[REQUIREMENTS] Pull every line containing "Resources" out of the material below.

[MATERIAL SHOWN]
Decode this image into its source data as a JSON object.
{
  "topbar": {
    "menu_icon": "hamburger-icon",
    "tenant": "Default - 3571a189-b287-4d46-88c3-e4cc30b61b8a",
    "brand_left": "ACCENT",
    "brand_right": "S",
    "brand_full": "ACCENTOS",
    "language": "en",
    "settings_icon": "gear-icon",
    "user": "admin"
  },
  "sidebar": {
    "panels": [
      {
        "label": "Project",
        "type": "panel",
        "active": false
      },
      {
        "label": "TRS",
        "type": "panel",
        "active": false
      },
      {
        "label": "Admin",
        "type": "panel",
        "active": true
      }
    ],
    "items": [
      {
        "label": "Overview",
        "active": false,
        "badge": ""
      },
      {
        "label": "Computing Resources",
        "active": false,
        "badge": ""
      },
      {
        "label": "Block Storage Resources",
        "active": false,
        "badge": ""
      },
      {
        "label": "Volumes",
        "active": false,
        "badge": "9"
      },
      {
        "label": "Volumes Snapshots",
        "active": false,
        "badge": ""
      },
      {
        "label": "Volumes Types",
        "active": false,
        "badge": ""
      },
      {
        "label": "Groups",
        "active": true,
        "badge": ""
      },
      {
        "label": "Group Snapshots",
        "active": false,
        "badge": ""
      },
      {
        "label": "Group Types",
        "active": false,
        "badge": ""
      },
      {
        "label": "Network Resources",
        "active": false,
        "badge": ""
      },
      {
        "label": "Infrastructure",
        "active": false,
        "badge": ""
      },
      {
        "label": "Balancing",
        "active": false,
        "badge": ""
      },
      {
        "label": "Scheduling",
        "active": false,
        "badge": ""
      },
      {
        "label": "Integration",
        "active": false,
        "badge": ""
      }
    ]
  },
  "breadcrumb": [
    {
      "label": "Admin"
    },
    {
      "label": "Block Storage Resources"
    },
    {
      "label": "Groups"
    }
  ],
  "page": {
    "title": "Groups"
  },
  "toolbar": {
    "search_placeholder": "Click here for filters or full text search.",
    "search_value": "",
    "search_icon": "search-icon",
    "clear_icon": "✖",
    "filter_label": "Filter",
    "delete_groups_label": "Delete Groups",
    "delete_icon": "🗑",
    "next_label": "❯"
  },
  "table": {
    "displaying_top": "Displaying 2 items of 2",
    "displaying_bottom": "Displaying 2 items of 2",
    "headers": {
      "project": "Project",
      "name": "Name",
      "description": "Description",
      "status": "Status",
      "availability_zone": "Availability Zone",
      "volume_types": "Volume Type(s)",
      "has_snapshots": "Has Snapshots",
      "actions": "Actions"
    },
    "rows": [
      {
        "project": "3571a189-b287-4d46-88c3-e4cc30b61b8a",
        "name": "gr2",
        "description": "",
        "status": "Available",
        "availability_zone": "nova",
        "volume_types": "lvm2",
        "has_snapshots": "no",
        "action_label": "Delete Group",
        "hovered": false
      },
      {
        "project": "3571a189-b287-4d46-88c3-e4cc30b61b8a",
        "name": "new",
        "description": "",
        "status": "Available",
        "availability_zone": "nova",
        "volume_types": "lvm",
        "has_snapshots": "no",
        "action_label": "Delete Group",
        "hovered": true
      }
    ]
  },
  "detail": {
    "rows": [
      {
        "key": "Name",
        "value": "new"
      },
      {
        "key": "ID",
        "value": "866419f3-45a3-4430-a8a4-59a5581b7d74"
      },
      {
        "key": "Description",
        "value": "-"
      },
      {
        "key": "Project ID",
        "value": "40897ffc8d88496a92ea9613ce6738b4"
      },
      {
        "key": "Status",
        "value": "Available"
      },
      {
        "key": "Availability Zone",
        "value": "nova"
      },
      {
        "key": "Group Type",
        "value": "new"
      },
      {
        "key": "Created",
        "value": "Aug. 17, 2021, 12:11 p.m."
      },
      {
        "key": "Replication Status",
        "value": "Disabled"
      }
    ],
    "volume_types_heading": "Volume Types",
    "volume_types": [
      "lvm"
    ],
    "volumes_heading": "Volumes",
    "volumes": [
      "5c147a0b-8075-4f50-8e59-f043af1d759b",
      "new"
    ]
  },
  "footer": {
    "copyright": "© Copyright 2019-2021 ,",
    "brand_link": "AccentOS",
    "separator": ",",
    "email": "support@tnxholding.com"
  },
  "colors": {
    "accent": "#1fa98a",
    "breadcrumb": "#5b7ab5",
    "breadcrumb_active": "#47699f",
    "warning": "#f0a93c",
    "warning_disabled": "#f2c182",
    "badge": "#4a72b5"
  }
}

[OUTPUT OF THE EXERCISE]
        "label": "Computing Resources",
        "label": "Block Storage Resources",
        "label": "Network Resources",
      "label": "Block Storage Resources"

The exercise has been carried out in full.